===== Entries shown =====

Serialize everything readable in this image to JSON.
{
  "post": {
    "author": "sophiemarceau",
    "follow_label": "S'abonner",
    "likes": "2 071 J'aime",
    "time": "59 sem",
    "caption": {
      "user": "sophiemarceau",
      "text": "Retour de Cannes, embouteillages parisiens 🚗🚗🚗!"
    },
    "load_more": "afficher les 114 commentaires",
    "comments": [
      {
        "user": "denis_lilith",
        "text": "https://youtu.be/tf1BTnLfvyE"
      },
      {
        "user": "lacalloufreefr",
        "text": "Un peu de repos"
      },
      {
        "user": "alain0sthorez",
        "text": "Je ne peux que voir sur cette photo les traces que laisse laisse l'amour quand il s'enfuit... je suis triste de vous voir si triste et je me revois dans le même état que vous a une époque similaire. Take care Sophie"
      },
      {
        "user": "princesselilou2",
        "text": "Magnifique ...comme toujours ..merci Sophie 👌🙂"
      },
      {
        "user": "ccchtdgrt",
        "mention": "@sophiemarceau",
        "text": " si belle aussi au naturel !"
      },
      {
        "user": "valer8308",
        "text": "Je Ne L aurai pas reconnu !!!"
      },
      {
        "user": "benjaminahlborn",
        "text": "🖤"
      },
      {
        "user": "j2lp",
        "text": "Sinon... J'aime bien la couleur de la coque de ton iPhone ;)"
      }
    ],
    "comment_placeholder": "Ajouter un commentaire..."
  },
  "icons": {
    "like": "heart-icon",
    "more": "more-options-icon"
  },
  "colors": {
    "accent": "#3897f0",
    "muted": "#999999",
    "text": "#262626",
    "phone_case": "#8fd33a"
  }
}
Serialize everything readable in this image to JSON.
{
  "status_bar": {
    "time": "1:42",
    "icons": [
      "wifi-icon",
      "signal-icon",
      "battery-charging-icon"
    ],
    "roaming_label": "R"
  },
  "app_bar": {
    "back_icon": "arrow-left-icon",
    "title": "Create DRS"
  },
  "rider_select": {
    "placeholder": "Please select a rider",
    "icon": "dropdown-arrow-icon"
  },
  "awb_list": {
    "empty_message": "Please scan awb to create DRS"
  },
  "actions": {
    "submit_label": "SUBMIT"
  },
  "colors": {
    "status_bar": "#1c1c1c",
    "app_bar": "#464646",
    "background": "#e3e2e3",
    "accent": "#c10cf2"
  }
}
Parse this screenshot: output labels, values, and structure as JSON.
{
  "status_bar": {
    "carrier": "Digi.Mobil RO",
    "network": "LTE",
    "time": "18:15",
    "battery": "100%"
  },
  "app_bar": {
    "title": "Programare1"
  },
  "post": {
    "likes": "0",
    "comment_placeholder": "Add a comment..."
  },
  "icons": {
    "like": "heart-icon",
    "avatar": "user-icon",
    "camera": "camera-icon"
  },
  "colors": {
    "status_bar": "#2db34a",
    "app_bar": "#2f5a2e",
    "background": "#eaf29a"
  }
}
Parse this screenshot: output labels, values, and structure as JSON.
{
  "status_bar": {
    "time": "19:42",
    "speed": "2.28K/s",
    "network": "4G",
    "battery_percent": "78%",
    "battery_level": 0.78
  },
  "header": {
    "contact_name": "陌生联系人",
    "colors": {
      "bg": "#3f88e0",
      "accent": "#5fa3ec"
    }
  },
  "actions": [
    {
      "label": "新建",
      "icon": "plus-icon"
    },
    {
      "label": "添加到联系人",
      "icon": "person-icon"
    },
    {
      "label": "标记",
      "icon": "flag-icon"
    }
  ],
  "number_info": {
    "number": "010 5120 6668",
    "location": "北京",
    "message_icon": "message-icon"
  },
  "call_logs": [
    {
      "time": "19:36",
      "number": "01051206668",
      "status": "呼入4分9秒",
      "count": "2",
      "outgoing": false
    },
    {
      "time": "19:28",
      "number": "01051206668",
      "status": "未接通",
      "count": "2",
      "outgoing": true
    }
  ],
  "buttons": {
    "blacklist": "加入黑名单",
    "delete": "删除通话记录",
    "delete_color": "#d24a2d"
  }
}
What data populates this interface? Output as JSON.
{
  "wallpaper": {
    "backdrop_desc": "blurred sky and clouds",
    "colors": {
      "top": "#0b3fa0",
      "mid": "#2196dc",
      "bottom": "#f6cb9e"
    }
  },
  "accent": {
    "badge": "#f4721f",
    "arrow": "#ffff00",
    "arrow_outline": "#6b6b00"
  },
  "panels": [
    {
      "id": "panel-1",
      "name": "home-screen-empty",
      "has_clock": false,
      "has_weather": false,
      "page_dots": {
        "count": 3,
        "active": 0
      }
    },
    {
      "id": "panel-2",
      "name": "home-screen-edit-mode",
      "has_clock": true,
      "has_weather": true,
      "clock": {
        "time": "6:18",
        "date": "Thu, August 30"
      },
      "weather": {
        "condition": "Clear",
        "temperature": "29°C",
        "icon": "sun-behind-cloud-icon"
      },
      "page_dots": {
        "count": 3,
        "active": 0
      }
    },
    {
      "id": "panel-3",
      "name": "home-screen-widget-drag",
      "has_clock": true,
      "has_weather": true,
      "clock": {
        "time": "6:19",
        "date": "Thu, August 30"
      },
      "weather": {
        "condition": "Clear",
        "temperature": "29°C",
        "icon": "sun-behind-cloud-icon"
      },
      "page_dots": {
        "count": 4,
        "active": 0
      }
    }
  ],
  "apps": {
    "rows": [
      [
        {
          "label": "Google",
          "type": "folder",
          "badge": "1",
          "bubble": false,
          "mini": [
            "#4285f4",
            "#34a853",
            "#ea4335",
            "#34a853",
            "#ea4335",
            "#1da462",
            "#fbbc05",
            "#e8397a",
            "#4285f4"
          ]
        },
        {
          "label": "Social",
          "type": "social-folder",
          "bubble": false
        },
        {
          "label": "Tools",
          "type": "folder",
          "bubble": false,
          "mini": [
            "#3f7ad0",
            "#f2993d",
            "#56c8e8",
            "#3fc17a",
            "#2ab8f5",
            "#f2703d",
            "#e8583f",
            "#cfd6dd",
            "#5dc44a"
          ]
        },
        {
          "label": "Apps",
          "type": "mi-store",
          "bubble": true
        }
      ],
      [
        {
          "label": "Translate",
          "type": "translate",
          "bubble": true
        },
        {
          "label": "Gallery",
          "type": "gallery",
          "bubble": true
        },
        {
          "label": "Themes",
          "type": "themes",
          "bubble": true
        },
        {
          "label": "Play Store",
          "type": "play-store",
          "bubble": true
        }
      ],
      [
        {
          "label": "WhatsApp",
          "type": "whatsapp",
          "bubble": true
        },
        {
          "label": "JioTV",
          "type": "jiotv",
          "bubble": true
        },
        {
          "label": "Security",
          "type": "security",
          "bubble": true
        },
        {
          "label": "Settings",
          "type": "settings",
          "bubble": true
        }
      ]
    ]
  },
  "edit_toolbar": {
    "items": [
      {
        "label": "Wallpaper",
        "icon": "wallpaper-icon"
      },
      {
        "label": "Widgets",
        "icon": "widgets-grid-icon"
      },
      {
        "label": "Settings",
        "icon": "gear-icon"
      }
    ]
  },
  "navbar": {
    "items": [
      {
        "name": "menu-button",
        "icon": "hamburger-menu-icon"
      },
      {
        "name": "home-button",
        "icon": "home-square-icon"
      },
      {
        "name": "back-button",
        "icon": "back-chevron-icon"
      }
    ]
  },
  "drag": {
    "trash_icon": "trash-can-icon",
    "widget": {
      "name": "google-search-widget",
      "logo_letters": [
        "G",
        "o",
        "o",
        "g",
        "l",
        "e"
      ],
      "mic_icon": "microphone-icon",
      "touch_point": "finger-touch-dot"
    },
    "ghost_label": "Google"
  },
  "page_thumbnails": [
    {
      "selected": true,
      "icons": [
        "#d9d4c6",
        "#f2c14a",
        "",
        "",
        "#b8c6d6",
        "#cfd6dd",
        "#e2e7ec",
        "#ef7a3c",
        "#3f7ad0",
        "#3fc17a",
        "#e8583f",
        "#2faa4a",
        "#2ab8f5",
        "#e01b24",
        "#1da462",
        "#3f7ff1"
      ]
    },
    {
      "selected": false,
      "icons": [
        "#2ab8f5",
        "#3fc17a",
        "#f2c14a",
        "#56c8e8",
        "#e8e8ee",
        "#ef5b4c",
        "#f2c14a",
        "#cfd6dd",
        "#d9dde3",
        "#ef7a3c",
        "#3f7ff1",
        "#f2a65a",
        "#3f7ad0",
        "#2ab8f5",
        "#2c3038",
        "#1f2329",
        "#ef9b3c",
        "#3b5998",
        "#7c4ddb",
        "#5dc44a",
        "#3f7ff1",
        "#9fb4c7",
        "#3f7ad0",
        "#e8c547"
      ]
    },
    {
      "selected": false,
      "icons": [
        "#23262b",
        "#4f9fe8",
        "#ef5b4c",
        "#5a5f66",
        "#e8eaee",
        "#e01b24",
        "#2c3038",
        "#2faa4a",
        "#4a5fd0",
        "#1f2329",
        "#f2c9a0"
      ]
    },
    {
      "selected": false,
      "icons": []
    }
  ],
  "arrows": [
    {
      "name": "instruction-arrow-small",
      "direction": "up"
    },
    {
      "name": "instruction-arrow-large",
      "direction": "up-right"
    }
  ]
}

=====

# [Instructions to follow]
Extract all lines containing the word "background".

# [Answer to the problem]
    "background": "#e3e2e3",
    "background": "#eaf29a"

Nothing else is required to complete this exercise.